» **Instructions for the task**
Could you extract every entry below and reproduce it exactly?

━━━━━━━━━━━━━━━━━━━━━━━━━━━━━━

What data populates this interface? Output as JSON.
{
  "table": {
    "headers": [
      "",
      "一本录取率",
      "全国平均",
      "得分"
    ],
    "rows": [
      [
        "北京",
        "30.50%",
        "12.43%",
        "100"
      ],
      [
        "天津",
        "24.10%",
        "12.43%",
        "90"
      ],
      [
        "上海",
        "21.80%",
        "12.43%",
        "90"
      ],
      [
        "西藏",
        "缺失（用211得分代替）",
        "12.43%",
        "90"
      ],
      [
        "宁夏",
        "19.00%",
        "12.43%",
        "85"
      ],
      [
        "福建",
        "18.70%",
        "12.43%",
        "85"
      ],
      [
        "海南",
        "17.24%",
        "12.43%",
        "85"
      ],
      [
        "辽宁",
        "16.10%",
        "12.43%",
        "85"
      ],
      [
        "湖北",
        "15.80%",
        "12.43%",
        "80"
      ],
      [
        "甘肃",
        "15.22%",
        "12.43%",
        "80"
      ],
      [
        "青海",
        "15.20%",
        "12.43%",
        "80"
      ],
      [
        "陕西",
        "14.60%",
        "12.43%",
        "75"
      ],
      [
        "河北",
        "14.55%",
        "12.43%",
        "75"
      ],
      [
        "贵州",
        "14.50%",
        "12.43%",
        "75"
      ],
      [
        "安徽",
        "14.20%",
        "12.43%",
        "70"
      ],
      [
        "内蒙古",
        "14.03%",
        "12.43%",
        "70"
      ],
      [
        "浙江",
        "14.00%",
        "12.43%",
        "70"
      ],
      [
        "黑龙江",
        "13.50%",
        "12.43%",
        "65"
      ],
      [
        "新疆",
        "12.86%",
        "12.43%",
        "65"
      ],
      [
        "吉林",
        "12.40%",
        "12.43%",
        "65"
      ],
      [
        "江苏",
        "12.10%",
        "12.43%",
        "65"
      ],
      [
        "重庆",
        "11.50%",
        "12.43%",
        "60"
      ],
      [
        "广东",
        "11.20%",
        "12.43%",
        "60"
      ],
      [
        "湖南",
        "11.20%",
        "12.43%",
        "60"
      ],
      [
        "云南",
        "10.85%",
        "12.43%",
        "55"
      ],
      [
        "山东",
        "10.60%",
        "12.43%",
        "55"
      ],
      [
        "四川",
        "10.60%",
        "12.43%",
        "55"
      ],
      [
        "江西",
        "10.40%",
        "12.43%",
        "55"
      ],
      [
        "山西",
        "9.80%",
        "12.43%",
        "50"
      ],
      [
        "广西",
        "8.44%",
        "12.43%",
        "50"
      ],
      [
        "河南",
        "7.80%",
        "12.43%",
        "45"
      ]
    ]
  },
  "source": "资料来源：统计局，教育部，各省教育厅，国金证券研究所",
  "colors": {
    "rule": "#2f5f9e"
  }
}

━━━━━━━━━━━━━━━━━━━━━━━━━━━━━━

» **Reply to the task**
What data populates this interface? Output as JSON.
{
  "table": {
    "headers": [
      "",
      "一本录取率",
      "全国平均",
      "得分"
    ],
    "rows": [
      [
        "北京",
        "30.50%",
        "12.43%",
        "100"
      ],
      [
        "天津",
        "24.10%",
        "12.43%",
        "90"
      ],
      [
        "上海",
        "21.80%",
        "12.43%",
        "90"
      ],
      [
        "西藏",
        "缺失（用211得分代替）",
        "12.43%",
        "90"
      ],
      [
        "宁夏",
        "19.00%",
        "12.43%",
        "85"
      ],
      [
        "福建",
        "18.70%",
        "12.43%",
        "85"
      ],
      [
        "海南",
        "17.24%",
        "12.43%",
        "85"
      ],
      [
        "辽宁",
        "16.10%",
        "12.43%",
        "85"
      ],
      [
        "湖北",
        "15.80%",
        "12.43%",
        "80"
      ],
      [
        "甘肃",
        "15.22%",
        "12.43%",
        "80"
      ],
      [
        "青海",
        "15.20%",
        "12.43%",
        "80"
      ],
      [
        "陕西",
        "14.60%",
        "12.43%",
        "75"
      ],
      [
        "河北",
        "14.55%",
        "12.43%",
        "75"
      ],
      [
        "贵州",
        "14.50%",
        "12.43%",
        "75"
      ],
      [
        "安徽",
        "14.20%",
        "12.43%",
        "70"
      ],
      [
        "内蒙古",
        "14.03%",
        "12.43%",
        "70"
      ],
      [
        "浙江",
        "14.00%",
        "12.43%",
        "70"
      ],
      [
        "黑龙江",
        "13.50%",
        "12.43%",
        "65"
      ],
      [
        "新疆",
        "12.86%",
        "12.43%",
        "65"
      ],
      [
        "吉林",
        "12.40%",
        "12.43%",
        "65"
      ],
      [
        "江苏",
        "12.10%",
        "12.43%",
        "65"
      ],
      [
        "重庆",
        "11.50%",
        "12.43%",
        "60"
      ],
      [
        "广东",
        "11.20%",
        "12.43%",
        "60"
      ],
      [
        "湖南",
        "11.20%",
        "12.43%",
        "60"
      ],
      [
        "云南",
        "10.85%",
        "12.43%",
        "55"
      ],
      [
        "山东",
        "10.60%",
        "12.43%",
        "55"
      ],
      [
        "四川",
        "10.60%",
        "12.43%",
        "55"
      ],
      [
        "江西",
        "10.40%",
        "12.43%",
        "55"
      ],
      [
        "山西",
        "9.80%",
        "12.43%",
        "50"
      ],
      [
        "广西",
        "8.44%",
        "12.43%",
        "50"
      ],
      [
        "河南",
        "7.80%",
        "12.43%",
        "45"
      ]
    ]
  },
  "source": "资料来源：统计局，教育部，各省教育厅，国金证券研究所",
  "colors": {
    "rule": "#2f5f9e"
  }
}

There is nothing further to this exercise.